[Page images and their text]
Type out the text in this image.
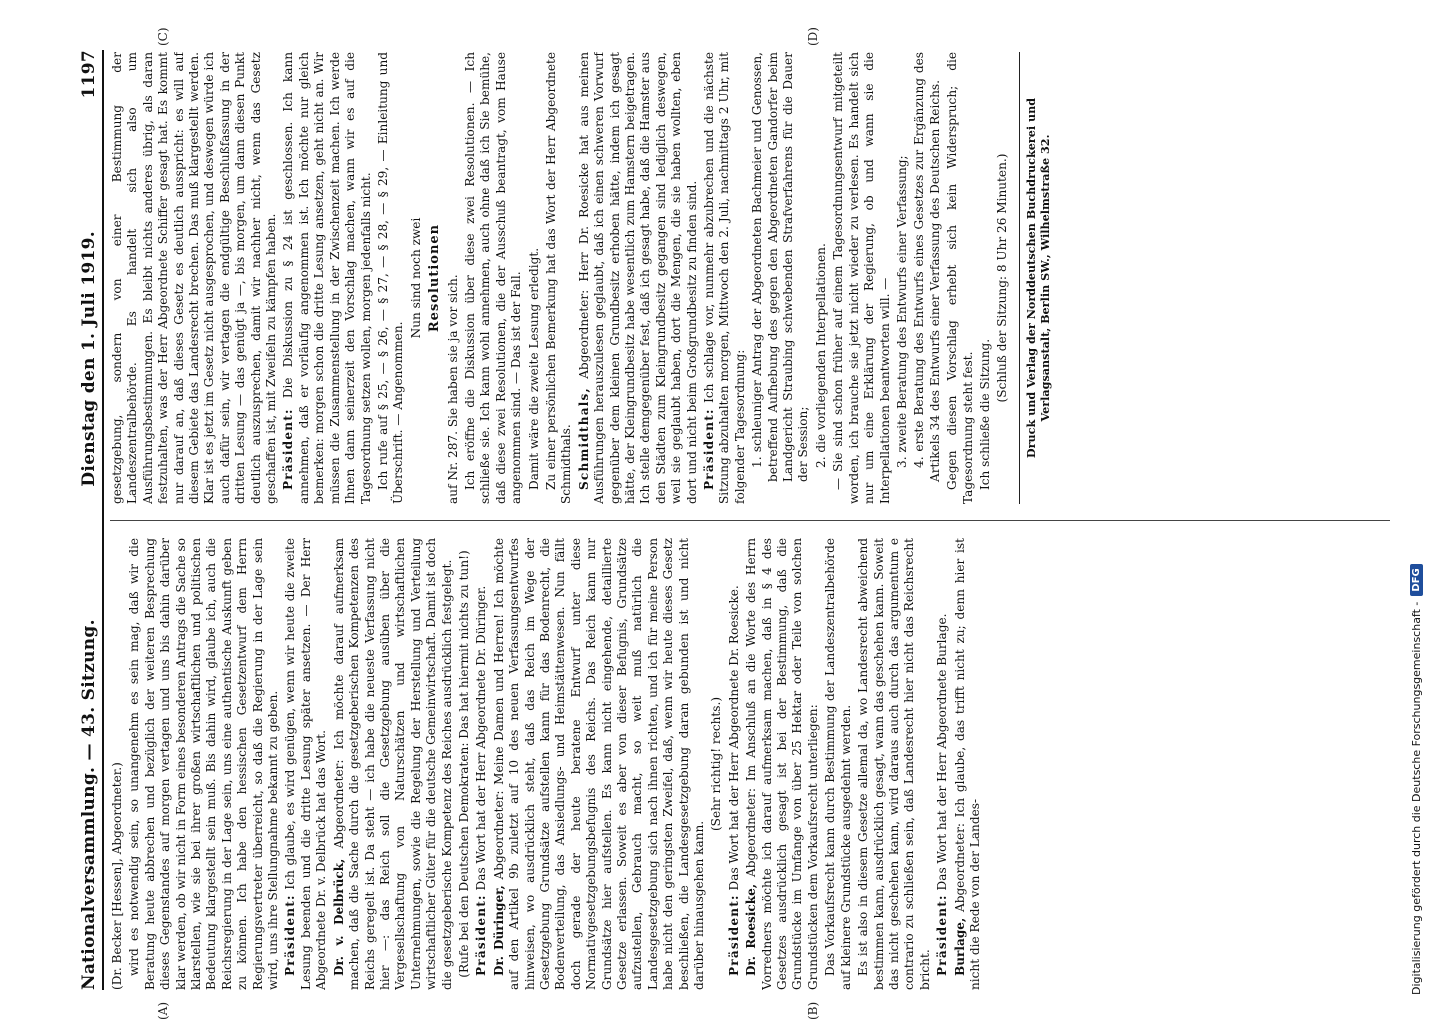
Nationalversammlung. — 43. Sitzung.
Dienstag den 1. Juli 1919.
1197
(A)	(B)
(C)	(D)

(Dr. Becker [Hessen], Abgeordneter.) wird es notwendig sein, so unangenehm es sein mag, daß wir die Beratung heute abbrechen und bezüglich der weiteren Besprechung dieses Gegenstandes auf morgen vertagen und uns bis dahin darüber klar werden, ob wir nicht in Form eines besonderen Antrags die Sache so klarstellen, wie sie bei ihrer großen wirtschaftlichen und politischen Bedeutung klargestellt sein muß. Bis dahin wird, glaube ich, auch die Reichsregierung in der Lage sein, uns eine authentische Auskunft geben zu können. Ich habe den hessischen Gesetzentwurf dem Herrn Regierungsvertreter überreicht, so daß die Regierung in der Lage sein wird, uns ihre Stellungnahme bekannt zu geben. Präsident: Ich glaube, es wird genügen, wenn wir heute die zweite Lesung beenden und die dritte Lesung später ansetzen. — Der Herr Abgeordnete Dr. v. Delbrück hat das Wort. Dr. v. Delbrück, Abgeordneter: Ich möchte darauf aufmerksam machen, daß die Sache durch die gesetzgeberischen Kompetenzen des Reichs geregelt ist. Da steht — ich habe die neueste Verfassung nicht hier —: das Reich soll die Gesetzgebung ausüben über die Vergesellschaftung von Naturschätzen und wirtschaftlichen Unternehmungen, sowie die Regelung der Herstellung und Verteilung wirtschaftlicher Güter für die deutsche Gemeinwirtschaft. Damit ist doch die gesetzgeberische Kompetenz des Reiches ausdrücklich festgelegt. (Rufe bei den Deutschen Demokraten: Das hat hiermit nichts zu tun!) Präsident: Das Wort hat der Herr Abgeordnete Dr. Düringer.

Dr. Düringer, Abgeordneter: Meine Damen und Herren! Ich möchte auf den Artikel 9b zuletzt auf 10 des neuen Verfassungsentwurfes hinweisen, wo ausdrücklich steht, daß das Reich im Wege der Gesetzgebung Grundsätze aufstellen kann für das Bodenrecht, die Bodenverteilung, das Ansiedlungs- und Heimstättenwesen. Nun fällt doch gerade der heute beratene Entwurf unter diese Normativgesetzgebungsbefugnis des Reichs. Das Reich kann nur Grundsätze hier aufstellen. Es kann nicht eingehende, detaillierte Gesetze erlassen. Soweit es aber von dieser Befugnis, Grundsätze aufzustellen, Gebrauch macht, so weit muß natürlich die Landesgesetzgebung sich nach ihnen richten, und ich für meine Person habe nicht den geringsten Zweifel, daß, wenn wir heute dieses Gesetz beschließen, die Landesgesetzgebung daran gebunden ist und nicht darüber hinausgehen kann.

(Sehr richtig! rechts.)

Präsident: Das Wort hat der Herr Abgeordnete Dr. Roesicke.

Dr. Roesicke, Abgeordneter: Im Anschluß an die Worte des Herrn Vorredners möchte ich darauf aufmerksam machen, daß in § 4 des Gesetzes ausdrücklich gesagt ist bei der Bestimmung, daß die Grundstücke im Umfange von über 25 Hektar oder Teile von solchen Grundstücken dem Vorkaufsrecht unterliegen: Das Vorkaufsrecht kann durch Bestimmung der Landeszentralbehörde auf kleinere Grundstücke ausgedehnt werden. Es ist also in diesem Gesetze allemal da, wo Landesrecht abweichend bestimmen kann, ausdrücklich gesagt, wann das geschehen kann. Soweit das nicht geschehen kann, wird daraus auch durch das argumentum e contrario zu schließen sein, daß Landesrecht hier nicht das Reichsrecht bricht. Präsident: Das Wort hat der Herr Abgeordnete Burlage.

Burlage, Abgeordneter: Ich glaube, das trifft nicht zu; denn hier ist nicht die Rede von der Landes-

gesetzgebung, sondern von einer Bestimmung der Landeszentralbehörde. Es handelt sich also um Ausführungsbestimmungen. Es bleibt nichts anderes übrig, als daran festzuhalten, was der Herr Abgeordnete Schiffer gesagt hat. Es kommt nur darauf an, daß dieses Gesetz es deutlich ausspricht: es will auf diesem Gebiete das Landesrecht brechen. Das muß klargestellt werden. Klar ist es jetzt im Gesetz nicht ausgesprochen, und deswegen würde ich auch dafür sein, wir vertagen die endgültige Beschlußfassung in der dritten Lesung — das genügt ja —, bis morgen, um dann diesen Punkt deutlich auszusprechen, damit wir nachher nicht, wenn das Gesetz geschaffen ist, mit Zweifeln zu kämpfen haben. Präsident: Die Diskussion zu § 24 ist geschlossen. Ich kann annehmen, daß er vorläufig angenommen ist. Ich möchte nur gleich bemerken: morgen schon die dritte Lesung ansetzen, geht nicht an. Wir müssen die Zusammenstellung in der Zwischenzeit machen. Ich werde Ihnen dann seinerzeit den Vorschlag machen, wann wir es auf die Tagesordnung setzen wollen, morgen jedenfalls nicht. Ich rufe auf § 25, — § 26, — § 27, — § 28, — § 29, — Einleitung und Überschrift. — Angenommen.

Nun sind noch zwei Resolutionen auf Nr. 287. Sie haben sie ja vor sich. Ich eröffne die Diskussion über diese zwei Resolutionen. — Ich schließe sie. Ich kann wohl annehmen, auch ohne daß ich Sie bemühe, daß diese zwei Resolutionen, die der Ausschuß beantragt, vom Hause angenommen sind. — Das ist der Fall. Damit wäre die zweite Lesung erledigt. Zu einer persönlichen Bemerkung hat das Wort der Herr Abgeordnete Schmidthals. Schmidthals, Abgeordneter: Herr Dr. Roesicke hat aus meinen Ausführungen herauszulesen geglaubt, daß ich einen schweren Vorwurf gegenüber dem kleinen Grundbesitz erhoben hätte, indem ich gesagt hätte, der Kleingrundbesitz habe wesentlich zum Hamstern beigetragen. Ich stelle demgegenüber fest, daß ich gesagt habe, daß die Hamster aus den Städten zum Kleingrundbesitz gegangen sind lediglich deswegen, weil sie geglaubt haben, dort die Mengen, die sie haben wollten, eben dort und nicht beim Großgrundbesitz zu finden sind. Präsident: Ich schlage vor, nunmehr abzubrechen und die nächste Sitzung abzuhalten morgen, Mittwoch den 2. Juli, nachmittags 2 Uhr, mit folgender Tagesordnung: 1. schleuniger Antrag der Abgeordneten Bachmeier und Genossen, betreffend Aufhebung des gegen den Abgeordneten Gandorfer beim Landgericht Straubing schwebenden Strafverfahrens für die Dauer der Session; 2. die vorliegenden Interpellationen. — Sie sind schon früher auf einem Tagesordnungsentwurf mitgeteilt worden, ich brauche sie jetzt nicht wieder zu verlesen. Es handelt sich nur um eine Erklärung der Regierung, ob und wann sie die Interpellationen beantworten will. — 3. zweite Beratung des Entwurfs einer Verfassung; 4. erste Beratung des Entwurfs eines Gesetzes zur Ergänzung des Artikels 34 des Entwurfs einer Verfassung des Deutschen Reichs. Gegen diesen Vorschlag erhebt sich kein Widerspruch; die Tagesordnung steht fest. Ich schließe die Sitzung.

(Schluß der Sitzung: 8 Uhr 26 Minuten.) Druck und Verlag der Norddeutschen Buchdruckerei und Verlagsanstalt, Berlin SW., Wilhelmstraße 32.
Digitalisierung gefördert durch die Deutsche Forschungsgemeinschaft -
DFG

### TASK DETAILS
What is the number of lines in the data that include "Juli"? Answer with that number alone.

### OUTPUT OF THE TASK
2